Provide the number of lines containing the word "phiếu", and nothing else.

- [Available data]
## begin
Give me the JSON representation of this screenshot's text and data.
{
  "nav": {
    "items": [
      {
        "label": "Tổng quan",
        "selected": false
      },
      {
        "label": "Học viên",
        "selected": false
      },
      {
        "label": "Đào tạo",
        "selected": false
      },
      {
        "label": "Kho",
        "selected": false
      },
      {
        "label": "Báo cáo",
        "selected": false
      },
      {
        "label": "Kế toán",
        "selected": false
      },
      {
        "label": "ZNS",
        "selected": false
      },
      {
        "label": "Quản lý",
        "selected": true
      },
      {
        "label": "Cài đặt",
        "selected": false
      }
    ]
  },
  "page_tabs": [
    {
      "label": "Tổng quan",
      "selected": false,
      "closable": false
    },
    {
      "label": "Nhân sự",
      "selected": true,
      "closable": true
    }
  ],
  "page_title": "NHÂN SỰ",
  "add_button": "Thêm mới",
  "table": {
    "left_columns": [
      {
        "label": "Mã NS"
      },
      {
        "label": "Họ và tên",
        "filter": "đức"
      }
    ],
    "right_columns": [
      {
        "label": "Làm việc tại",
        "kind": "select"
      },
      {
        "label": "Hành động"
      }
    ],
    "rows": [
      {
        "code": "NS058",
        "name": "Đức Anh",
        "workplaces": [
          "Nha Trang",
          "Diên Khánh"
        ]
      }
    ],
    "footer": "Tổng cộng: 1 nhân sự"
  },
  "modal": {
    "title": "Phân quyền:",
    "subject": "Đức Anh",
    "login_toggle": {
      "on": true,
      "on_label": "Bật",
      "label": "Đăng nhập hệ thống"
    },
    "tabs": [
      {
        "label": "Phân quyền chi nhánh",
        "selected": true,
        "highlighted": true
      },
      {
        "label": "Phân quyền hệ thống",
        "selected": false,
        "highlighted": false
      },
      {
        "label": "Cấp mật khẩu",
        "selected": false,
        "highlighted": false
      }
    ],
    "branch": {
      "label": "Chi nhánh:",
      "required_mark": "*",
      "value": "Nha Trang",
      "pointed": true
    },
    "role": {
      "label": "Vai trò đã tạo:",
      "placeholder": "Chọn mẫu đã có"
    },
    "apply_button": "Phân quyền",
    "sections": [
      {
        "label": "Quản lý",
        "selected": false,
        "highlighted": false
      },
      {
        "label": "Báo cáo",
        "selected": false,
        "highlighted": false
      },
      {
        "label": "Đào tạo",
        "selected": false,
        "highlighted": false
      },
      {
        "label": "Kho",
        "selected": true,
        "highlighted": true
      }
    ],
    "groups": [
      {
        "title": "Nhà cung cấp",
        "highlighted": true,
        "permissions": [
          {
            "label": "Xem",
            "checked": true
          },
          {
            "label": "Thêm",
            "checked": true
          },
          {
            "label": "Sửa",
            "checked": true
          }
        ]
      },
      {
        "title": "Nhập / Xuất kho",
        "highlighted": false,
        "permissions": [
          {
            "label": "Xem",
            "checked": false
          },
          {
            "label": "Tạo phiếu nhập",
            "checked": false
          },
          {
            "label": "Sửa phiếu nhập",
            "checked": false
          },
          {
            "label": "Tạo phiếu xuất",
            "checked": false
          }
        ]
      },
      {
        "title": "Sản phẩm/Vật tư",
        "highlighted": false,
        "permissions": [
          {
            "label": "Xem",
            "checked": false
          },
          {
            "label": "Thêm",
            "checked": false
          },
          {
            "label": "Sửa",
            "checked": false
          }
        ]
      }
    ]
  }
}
## end
## begin
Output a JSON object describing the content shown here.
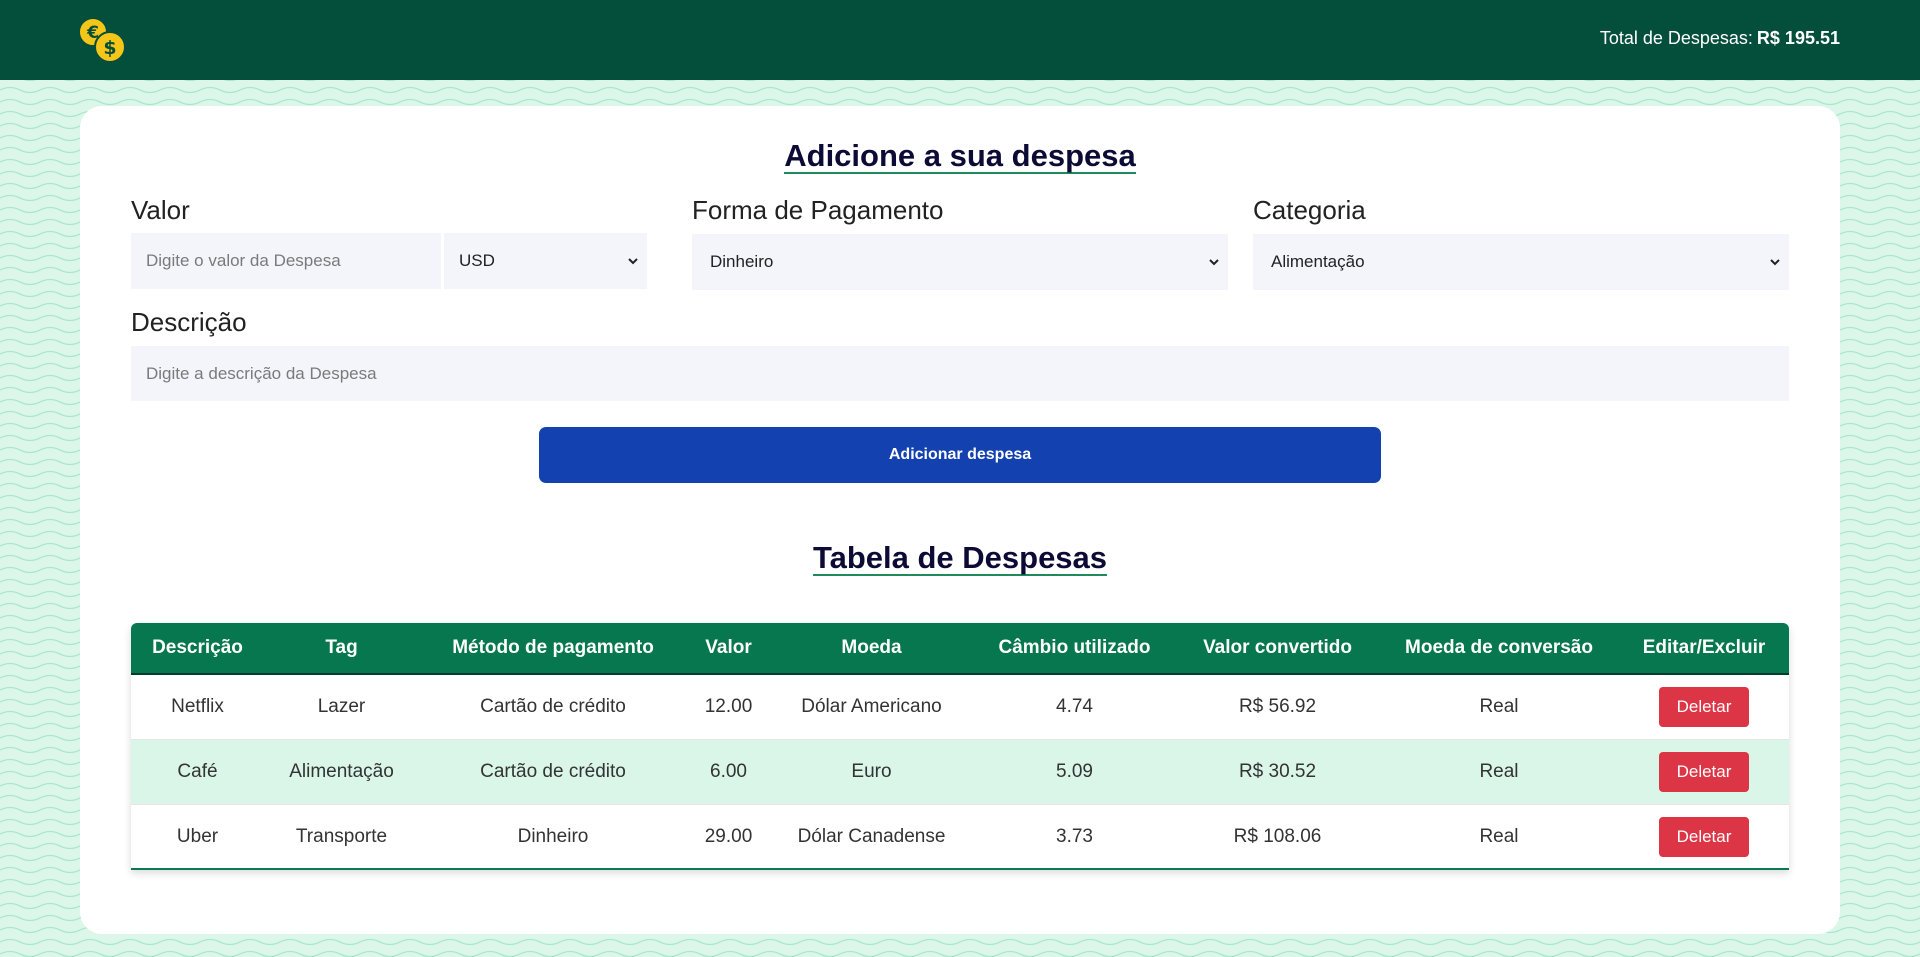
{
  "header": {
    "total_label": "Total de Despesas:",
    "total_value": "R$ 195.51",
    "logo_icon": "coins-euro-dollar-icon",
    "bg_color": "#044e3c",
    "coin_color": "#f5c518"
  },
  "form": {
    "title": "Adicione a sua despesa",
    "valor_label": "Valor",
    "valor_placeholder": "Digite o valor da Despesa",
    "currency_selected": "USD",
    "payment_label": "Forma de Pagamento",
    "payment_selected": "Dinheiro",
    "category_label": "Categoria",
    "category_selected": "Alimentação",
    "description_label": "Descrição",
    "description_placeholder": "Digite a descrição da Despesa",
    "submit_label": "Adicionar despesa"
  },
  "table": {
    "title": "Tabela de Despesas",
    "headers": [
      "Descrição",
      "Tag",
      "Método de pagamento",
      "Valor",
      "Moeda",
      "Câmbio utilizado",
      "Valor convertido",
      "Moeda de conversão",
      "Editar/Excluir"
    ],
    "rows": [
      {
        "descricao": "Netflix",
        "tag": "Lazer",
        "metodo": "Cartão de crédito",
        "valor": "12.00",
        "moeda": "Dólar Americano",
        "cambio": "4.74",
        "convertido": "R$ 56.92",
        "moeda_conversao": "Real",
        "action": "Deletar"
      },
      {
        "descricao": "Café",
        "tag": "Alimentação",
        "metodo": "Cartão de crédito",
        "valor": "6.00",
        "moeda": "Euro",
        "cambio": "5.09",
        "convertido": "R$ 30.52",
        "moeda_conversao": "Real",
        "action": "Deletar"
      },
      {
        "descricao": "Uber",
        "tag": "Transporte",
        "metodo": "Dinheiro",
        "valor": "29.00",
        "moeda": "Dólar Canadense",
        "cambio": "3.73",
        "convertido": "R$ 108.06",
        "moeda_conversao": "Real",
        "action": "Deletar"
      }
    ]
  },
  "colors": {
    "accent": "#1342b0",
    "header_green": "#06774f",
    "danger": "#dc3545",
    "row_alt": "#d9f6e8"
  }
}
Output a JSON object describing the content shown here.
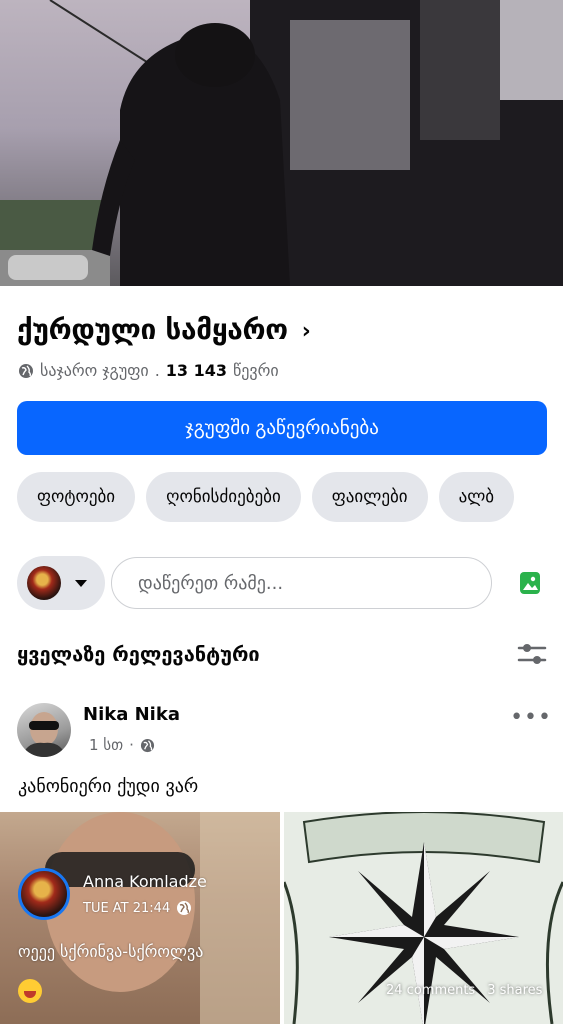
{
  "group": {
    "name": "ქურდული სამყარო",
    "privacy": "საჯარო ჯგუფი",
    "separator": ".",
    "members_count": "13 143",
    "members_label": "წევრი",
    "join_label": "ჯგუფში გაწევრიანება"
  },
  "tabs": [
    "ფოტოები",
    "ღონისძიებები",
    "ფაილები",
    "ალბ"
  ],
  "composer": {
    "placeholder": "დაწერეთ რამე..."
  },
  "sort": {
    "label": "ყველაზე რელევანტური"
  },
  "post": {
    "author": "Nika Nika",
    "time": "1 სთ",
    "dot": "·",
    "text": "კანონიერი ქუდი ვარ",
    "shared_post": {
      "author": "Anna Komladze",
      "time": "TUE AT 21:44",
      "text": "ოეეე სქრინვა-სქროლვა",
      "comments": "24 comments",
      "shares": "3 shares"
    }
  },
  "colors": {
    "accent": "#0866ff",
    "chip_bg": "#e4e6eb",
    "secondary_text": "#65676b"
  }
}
## end
- [Full solution]
3